Requirement:
Quote only the lines that start at the line with "Transcribe the text in this document." and run to the end of the entries; omit the pictures.

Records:
((

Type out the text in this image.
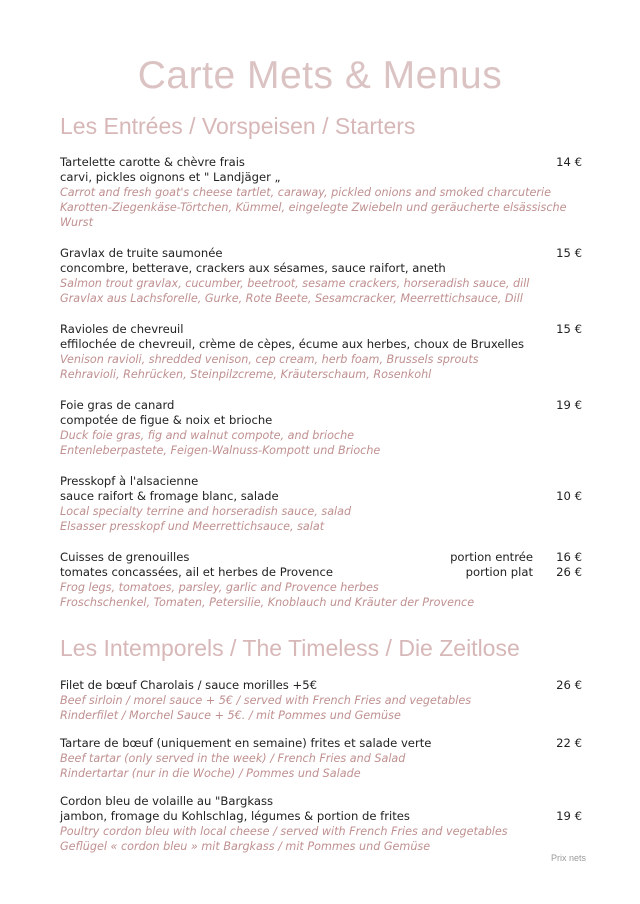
Carte Mets & Menus
Les Entrées / Vorspeisen / Starters
Tartelette carotte & chèvre frais	14 €
carvi, pickles oignons et " Landjäger „
Carrot and fresh goat's cheese tartlet, caraway, pickled onions and smoked charcuterie
Karotten-Ziegenkäse-Törtchen, Kümmel, eingelegte Zwiebeln und geräucherte elsässische
Wurst
Gravlax de truite saumonée	15 €
concombre, betterave, crackers aux sésames, sauce raifort, aneth
Salmon trout gravlax, cucumber, beetroot, sesame crackers, horseradish sauce, dill
Gravlax aus Lachsforelle, Gurke, Rote Beete, Sesamcracker, Meerrettichsauce, Dill
Ravioles de chevreuil	15 €
effilochée de chevreuil, crème de cèpes, écume aux herbes, choux de Bruxelles
Venison ravioli, shredded venison, cep cream, herb foam, Brussels sprouts
Rehravioli, Rehrücken, Steinpilzcreme, Kräuterschaum, Rosenkohl
Foie gras de canard	19 €
compotée de figue & noix et brioche
Duck foie gras, fig and walnut compote, and brioche
Entenleberpastete, Feigen-Walnuss-Kompott und Brioche
Presskopf à l'alsacienne
sauce raifort & fromage blanc, salade	10 €
Local specialty terrine and horseradish sauce, salad
Elsasser presskopf und Meerrettichsauce, salat
Cuisses de grenouilles	portion entrée 16 €
tomates concassées, ail et herbes de Provence	portion plat 26 €
Frog legs, tomatoes, parsley, garlic and Provence herbes
Froschschenkel, Tomaten, Petersilie, Knoblauch und Kräuter der Provence
Les Intemporels / The Timeless / Die Zeitlose
Filet de bœuf Charolais / sauce morilles +5€	26 €
Beef sirloin / morel sauce + 5€ / served with French Fries and vegetables
Rinderfilet / Morchel Sauce + 5€. / mit Pommes und Gemüse
Tartare de bœuf (uniquement en semaine) frites et salade verte	22 €
Beef tartar (only served in the week) / French Fries and Salad
Rindertartar (nur in die Woche) / Pommes und Salade
Cordon bleu de volaille au "Bargkass
jambon, fromage du Kohlschlag, légumes & portion de frites	19 €
Poultry cordon bleu with local cheese / served with French Fries and vegetables
Geflügel « cordon bleu » mit Bargkass / mit Pommes und Gemüse
Prix nets
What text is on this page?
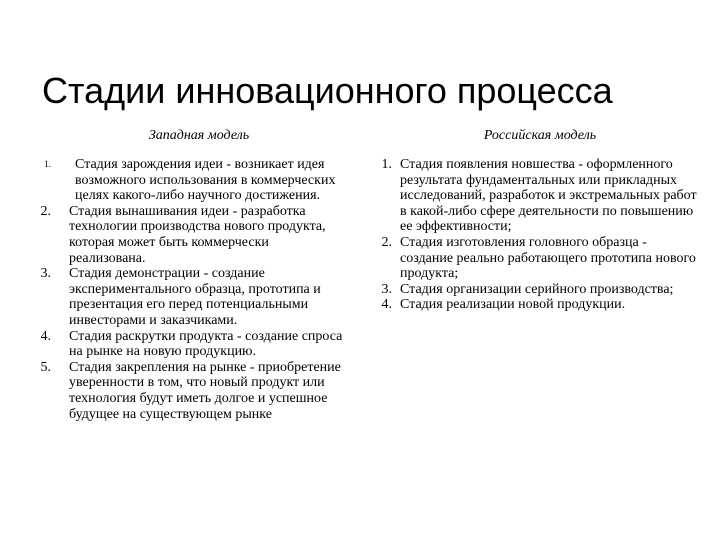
Стадии инновационного процесса
Западная модель
1. Стадия зарождения идеи - возникает идея возможного использования в коммерческих целях какого-либо научного достижения.
2. Стадия вынашивания идеи - разработка технологии производства нового продукта, которая может быть коммерчески реализована.
3. Стадия демонстрации - создание экспериментального образца, прототипа и презентация его перед потенциальными инвесторами и заказчиками.
4. Стадия раскрутки продукта - создание спроса на рынке на новую продукцию.
5. Стадия закрепления на рынке - приобретение уверенности в том, что новый продукт или технология будут иметь долгое и успешное будущее на существующем рынке
Российская модель
1. Стадия появления новшества - оформленного результата фундаментальных или прикладных исследований, разработок и экстремальных работ в какой-либо сфере деятельности по повышению ее эффективности;
2. Стадия изготовления головного образца - создание реально работающего прототипа нового продукта;
3. Стадия организации серийного производства;
4. Стадия реализации новой продукции.
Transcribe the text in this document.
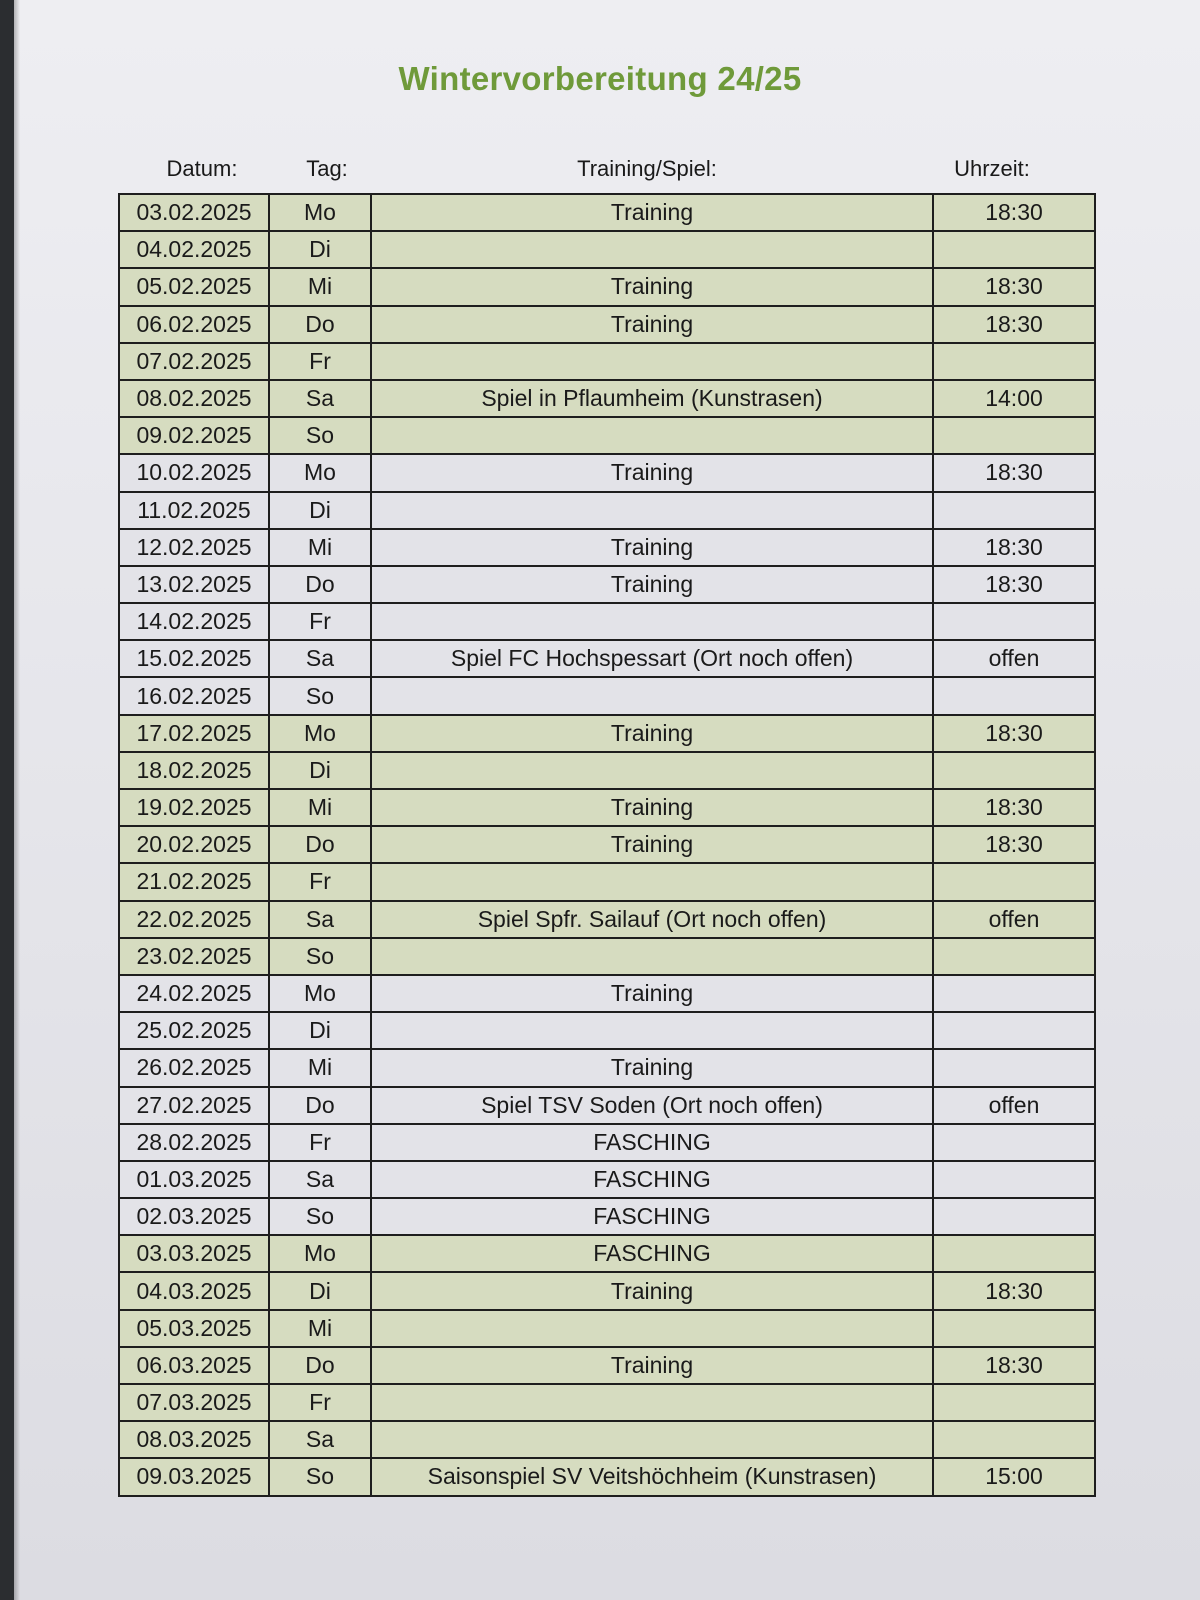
Wintervorbereitung 24/25
Datum:	Tag:	Training/Spiel:	Uhrzeit:
03.02.2025	Mo	Training	18:30
04.02.2025	Di		
05.02.2025	Mi	Training	18:30
06.02.2025	Do	Training	18:30
07.02.2025	Fr		
08.02.2025	Sa	Spiel in Pflaumheim (Kunstrasen)	14:00
09.02.2025	So		
10.02.2025	Mo	Training	18:30
11.02.2025	Di		
12.02.2025	Mi	Training	18:30
13.02.2025	Do	Training	18:30
14.02.2025	Fr		
15.02.2025	Sa	Spiel FC Hochspessart (Ort noch offen)	offen
16.02.2025	So		
17.02.2025	Mo	Training	18:30
18.02.2025	Di		
19.02.2025	Mi	Training	18:30
20.02.2025	Do	Training	18:30
21.02.2025	Fr		
22.02.2025	Sa	Spiel Spfr. Sailauf (Ort noch offen)	offen
23.02.2025	So		
24.02.2025	Mo	Training	
25.02.2025	Di		
26.02.2025	Mi	Training	
27.02.2025	Do	Spiel TSV Soden (Ort noch offen)	offen
28.02.2025	Fr	FASCHING	
01.03.2025	Sa	FASCHING	
02.03.2025	So	FASCHING	
03.03.2025	Mo	FASCHING	
04.03.2025	Di	Training	18:30
05.03.2025	Mi		
06.03.2025	Do	Training	18:30
07.03.2025	Fr		
08.03.2025	Sa		
09.03.2025	So	Saisonspiel SV Veitshöchheim (Kunstrasen)	15:00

))

In response:
Transcribe the text in this document.
Wintervorbereitung 24/25
Datum:	Tag:	Training/Spiel:	Uhrzeit:
03.02.2025	Mo	Training	18:30
04.02.2025	Di		
05.02.2025	Mi	Training	18:30
06.02.2025	Do	Training	18:30
07.02.2025	Fr		
08.02.2025	Sa	Spiel in Pflaumheim (Kunstrasen)	14:00
09.02.2025	So		
10.02.2025	Mo	Training	18:30
11.02.2025	Di		
12.02.2025	Mi	Training	18:30
13.02.2025	Do	Training	18:30
14.02.2025	Fr		
15.02.2025	Sa	Spiel FC Hochspessart (Ort noch offen)	offen
16.02.2025	So		
17.02.2025	Mo	Training	18:30
18.02.2025	Di		
19.02.2025	Mi	Training	18:30
20.02.2025	Do	Training	18:30
21.02.2025	Fr		
22.02.2025	Sa	Spiel Spfr. Sailauf (Ort noch offen)	offen
23.02.2025	So		
24.02.2025	Mo	Training	
25.02.2025	Di		
26.02.2025	Mi	Training	
27.02.2025	Do	Spiel TSV Soden (Ort noch offen)	offen
28.02.2025	Fr	FASCHING	
01.03.2025	Sa	FASCHING	
02.03.2025	So	FASCHING	
03.03.2025	Mo	FASCHING	
04.03.2025	Di	Training	18:30
05.03.2025	Mi		
06.03.2025	Do	Training	18:30
07.03.2025	Fr		
08.03.2025	Sa		
09.03.2025	So	Saisonspiel SV Veitshöchheim (Kunstrasen)	15:00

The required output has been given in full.